### Stated goal
Look over the lines below. Report each one that includes the string "JSON".

### Material provided

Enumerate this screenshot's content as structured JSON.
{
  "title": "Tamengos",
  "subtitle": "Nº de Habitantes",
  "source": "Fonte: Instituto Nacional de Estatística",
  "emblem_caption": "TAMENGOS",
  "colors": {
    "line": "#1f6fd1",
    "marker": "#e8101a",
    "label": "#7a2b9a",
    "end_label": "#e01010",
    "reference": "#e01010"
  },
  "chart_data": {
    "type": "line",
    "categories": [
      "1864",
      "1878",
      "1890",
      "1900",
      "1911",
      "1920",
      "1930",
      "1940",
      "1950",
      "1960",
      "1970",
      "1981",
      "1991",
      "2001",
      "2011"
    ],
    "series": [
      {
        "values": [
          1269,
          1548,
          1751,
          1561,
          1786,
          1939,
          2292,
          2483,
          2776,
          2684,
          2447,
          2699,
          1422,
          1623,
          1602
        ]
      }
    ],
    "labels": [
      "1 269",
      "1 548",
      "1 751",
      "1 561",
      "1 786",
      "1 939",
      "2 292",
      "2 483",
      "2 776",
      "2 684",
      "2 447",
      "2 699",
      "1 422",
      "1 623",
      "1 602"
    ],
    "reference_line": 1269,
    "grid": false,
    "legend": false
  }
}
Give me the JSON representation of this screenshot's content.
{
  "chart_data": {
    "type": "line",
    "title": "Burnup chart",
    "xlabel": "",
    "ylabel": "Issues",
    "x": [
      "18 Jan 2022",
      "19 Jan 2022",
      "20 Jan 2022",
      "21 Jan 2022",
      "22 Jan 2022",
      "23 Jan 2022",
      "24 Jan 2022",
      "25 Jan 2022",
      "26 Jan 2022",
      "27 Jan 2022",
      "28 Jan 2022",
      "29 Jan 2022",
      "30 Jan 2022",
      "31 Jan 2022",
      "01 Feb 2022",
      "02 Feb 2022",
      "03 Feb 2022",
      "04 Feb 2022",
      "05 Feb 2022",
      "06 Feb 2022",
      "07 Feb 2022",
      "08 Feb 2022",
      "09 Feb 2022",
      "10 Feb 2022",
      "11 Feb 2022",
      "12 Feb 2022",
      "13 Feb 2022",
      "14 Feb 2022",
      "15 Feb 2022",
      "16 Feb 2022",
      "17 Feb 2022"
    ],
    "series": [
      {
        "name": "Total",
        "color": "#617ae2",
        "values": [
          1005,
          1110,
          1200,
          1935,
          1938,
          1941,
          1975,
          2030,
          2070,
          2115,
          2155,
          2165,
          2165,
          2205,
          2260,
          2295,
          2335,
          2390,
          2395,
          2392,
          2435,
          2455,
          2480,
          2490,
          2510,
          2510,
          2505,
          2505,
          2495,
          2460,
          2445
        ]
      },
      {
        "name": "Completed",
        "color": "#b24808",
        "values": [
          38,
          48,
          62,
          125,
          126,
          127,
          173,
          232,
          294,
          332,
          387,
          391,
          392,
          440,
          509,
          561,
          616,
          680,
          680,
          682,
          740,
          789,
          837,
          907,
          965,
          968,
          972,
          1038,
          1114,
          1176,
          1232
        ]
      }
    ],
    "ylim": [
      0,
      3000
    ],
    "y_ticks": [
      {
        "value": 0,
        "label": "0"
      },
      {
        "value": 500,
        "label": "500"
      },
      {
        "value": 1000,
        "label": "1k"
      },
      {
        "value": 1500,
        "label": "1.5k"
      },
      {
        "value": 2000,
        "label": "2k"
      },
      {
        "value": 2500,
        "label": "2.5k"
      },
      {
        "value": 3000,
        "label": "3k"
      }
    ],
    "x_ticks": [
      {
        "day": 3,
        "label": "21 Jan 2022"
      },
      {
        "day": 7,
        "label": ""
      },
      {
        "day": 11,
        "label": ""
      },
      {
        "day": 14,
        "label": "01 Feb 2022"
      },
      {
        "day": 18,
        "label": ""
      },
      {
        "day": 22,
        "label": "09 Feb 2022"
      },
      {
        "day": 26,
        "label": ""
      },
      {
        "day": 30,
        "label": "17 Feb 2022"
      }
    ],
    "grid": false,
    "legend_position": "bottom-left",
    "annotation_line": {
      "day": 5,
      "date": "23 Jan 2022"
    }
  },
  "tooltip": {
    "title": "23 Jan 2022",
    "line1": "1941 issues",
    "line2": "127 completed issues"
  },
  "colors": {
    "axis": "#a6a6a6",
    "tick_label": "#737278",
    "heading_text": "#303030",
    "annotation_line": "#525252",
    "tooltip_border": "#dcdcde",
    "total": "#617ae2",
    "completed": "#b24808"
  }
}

### Exercise result
Enumerate this screenshot's content as structured JSON.
Give me the JSON representation of this screenshot's content.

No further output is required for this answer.